━━━ INFORMATION SHOWN

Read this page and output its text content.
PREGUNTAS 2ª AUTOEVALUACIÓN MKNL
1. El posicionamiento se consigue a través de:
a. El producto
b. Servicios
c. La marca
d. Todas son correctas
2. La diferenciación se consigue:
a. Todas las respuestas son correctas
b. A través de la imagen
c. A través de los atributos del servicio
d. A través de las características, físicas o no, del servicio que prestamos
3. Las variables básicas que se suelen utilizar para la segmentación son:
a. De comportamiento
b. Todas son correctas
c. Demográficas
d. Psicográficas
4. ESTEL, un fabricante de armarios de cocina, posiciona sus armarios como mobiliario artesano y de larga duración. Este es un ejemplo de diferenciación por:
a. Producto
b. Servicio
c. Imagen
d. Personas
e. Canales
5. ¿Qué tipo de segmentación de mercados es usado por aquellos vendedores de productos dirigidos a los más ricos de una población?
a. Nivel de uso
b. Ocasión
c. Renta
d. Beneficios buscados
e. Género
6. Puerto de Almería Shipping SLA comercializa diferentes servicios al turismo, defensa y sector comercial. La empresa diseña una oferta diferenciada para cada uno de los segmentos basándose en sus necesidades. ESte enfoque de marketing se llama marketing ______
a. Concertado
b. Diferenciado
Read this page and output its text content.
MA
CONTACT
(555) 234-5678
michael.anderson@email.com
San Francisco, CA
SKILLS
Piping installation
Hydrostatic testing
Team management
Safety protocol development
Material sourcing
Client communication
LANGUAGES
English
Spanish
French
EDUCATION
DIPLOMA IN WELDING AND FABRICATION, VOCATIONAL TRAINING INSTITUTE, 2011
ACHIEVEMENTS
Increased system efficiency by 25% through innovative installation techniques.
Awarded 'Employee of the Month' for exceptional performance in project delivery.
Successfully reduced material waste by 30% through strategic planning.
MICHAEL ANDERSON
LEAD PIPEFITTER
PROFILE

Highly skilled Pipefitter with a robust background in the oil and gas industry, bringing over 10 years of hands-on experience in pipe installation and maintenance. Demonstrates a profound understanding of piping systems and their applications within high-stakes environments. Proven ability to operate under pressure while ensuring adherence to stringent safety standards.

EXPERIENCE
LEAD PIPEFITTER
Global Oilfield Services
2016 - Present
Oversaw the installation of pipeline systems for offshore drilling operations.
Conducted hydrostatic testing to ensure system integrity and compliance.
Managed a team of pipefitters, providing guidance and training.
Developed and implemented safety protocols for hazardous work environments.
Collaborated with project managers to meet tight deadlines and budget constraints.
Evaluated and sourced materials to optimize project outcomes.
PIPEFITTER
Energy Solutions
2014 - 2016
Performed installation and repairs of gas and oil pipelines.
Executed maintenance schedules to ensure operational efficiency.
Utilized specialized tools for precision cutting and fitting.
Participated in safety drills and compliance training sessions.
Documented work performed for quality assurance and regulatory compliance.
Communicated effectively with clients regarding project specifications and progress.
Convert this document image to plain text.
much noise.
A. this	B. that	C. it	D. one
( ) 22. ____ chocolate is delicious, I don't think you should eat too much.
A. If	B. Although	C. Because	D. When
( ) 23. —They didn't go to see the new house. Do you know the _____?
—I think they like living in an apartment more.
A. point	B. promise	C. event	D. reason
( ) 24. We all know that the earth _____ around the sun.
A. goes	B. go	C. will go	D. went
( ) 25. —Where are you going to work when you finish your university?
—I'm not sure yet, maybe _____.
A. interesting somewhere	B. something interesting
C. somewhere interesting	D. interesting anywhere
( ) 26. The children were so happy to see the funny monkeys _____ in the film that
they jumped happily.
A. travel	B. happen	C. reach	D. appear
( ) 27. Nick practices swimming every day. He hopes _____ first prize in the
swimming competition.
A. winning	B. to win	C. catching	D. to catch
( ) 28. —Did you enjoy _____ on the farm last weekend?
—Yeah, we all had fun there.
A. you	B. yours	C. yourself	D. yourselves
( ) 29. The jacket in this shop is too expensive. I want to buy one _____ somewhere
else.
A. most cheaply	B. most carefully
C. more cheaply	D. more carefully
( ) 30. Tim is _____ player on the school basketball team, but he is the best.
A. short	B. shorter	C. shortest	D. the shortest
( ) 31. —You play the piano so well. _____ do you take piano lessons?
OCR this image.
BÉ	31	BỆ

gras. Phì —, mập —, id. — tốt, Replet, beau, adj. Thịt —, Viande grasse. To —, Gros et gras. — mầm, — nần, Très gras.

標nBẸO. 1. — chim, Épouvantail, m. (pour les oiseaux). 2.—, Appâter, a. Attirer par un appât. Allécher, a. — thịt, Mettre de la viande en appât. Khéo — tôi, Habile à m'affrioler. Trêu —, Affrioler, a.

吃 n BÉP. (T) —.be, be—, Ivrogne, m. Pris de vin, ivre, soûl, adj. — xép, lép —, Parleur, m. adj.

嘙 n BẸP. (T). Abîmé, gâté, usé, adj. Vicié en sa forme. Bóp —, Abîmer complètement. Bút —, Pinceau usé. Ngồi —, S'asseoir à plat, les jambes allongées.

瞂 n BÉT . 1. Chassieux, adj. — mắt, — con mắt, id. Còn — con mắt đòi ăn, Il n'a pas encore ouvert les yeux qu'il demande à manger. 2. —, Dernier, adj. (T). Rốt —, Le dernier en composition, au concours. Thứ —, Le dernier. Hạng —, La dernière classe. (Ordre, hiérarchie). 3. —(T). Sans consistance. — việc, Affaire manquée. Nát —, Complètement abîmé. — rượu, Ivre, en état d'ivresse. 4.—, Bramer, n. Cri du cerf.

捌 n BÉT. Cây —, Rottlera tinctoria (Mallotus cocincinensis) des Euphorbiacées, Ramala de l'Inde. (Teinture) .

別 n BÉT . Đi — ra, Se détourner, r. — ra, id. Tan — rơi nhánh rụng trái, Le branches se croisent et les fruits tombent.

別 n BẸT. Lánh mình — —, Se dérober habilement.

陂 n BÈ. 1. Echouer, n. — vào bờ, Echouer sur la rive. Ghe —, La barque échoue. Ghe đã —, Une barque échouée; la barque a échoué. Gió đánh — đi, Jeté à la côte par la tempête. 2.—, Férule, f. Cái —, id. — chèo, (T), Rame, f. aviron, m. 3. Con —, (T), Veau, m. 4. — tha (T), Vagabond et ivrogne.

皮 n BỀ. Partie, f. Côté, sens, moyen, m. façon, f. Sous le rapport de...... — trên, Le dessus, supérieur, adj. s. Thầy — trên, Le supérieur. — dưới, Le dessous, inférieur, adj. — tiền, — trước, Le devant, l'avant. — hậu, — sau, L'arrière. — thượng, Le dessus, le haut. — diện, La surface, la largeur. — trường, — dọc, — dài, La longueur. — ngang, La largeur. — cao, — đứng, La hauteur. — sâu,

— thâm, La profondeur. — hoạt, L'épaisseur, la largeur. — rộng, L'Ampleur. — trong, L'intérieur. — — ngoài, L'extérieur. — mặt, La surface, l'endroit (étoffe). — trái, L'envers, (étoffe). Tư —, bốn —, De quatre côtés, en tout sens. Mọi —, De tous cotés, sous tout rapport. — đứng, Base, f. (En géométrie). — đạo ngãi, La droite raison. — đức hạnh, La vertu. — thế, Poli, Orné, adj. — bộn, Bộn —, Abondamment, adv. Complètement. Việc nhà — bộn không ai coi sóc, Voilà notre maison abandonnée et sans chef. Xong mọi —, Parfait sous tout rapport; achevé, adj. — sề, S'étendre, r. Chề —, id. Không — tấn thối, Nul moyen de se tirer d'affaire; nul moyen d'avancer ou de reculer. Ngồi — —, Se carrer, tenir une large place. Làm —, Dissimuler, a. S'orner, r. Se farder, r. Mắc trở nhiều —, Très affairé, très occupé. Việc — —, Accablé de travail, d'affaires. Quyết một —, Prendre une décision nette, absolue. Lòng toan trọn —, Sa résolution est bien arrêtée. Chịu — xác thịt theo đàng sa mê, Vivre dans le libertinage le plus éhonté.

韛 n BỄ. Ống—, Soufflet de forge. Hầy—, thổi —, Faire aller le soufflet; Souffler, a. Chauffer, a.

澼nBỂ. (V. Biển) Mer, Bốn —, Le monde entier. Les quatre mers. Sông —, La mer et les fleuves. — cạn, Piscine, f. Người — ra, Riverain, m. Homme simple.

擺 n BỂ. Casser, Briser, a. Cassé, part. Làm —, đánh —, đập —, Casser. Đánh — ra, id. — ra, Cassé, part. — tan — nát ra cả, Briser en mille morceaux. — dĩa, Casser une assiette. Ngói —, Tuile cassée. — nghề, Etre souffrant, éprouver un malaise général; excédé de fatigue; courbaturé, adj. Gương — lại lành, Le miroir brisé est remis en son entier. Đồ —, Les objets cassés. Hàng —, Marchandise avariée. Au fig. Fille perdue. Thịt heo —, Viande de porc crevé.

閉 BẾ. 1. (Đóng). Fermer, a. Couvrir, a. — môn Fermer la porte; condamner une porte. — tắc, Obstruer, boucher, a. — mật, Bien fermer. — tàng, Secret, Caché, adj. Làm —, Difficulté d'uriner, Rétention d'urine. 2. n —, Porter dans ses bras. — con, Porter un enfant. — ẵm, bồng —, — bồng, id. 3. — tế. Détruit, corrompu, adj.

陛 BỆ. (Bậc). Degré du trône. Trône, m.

━━━━━━

● REQUIRED WORK
Pick out the lines that include the word "Todas" and write them out.

● THE RESPONSE
d. Todas son correctas
a. Todas las respuestas son correctas
b. Todas son correctas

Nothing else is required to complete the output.